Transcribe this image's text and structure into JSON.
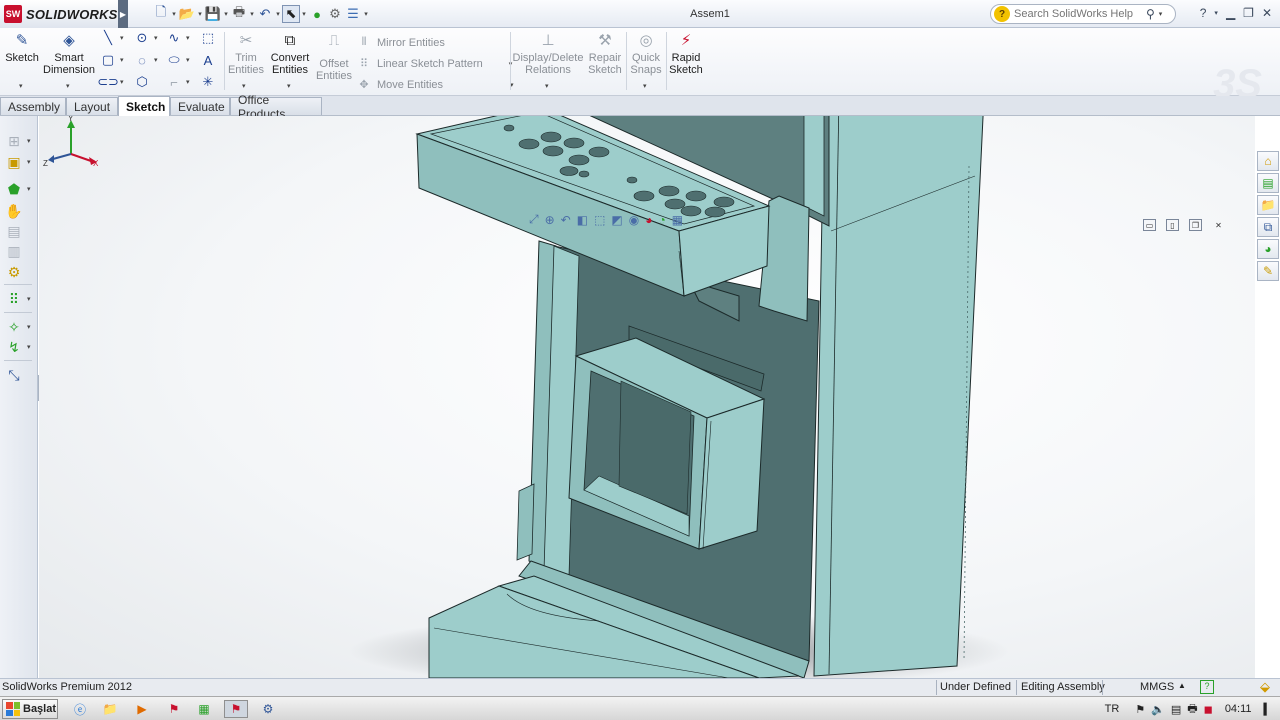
{
  "app": {
    "brand": "SOLIDWORKS",
    "brand_badge": "SW",
    "document_title": "Assem1"
  },
  "quick_access": [
    {
      "name": "new-document-icon",
      "glyph": "🗋"
    },
    {
      "name": "open-folder-icon",
      "glyph": "📂"
    },
    {
      "name": "save-icon",
      "glyph": "💾"
    },
    {
      "name": "print-icon",
      "glyph": "🖶"
    },
    {
      "name": "undo-icon",
      "glyph": "↶"
    },
    {
      "name": "select-pointer-icon",
      "glyph": "⬉"
    },
    {
      "name": "traffic-light-icon",
      "glyph": "●"
    },
    {
      "name": "options-icon",
      "glyph": "⚙"
    },
    {
      "name": "file-properties-icon",
      "glyph": "☰"
    }
  ],
  "search": {
    "placeholder": "Search SolidWorks Help"
  },
  "ribbon": {
    "sketch": "Sketch",
    "smart_dimension_1": "Smart",
    "smart_dimension_2": "Dimension",
    "trim_1": "Trim",
    "trim_2": "Entities",
    "convert_1": "Convert",
    "convert_2": "Entities",
    "offset_1": "Offset",
    "offset_2": "Entities",
    "mirror": "Mirror Entities",
    "linear_pattern": "Linear Sketch Pattern",
    "move": "Move Entities",
    "relations_1": "Display/Delete",
    "relations_2": "Relations",
    "repair_1": "Repair",
    "repair_2": "Sketch",
    "quick_snaps_1": "Quick",
    "quick_snaps_2": "Snaps",
    "rapid_1": "Rapid",
    "rapid_2": "Sketch"
  },
  "tabs": [
    {
      "label": "Assembly",
      "active": false
    },
    {
      "label": "Layout",
      "active": false
    },
    {
      "label": "Sketch",
      "active": true
    },
    {
      "label": "Evaluate",
      "active": false
    },
    {
      "label": "Office Products",
      "active": false
    }
  ],
  "triad": {
    "x": "X",
    "y": "Y",
    "z": "Z"
  },
  "status": {
    "product": "SolidWorks Premium 2012",
    "definition": "Under Defined",
    "mode": "Editing Assembly",
    "units": "MMGS"
  },
  "taskbar": {
    "start_label": "Başlat",
    "language": "TR",
    "clock": "04:11"
  },
  "colors": {
    "model_face": "#9dcdcb",
    "model_shadow": "#4f6f70",
    "model_dark": "#5e8080",
    "edge": "#1c2a2a",
    "brand_red": "#c8102e"
  }
}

== == ==

● Problem to solve
Your copy of the data above should match it exactly, except that pictures are left out.

● Result of this task
Transcribe this image's text and structure into JSON.
{
  "app": {
    "brand": "SOLIDWORKS",
    "brand_badge": "SW",
    "document_title": "Assem1"
  },
  "quick_access": [
    {
      "name": "new-document-icon",
      "glyph": "🗋"
    },
    {
      "name": "open-folder-icon",
      "glyph": "📂"
    },
    {
      "name": "save-icon",
      "glyph": "💾"
    },
    {
      "name": "print-icon",
      "glyph": "🖶"
    },
    {
      "name": "undo-icon",
      "glyph": "↶"
    },
    {
      "name": "select-pointer-icon",
      "glyph": "⬉"
    },
    {
      "name": "traffic-light-icon",
      "glyph": "●"
    },
    {
      "name": "options-icon",
      "glyph": "⚙"
    },
    {
      "name": "file-properties-icon",
      "glyph": "☰"
    }
  ],
  "search": {
    "placeholder": "Search SolidWorks Help"
  },
  "ribbon": {
    "sketch": "Sketch",
    "smart_dimension_1": "Smart",
    "smart_dimension_2": "Dimension",
    "trim_1": "Trim",
    "trim_2": "Entities",
    "convert_1": "Convert",
    "convert_2": "Entities",
    "offset_1": "Offset",
    "offset_2": "Entities",
    "mirror": "Mirror Entities",
    "linear_pattern": "Linear Sketch Pattern",
    "move": "Move Entities",
    "relations_1": "Display/Delete",
    "relations_2": "Relations",
    "repair_1": "Repair",
    "repair_2": "Sketch",
    "quick_snaps_1": "Quick",
    "quick_snaps_2": "Snaps",
    "rapid_1": "Rapid",
    "rapid_2": "Sketch"
  },
  "tabs": [
    {
      "label": "Assembly",
      "active": false
    },
    {
      "label": "Layout",
      "active": false
    },
    {
      "label": "Sketch",
      "active": true
    },
    {
      "label": "Evaluate",
      "active": false
    },
    {
      "label": "Office Products",
      "active": false
    }
  ],
  "triad": {
    "x": "X",
    "y": "Y",
    "z": "Z"
  },
  "status": {
    "product": "SolidWorks Premium 2012",
    "definition": "Under Defined",
    "mode": "Editing Assembly",
    "units": "MMGS"
  },
  "taskbar": {
    "start_label": "Başlat",
    "language": "TR",
    "clock": "04:11"
  },
  "colors": {
    "model_face": "#9dcdcb",
    "model_shadow": "#4f6f70",
    "model_dark": "#5e8080",
    "edge": "#1c2a2a",
    "brand_red": "#c8102e"
  }
}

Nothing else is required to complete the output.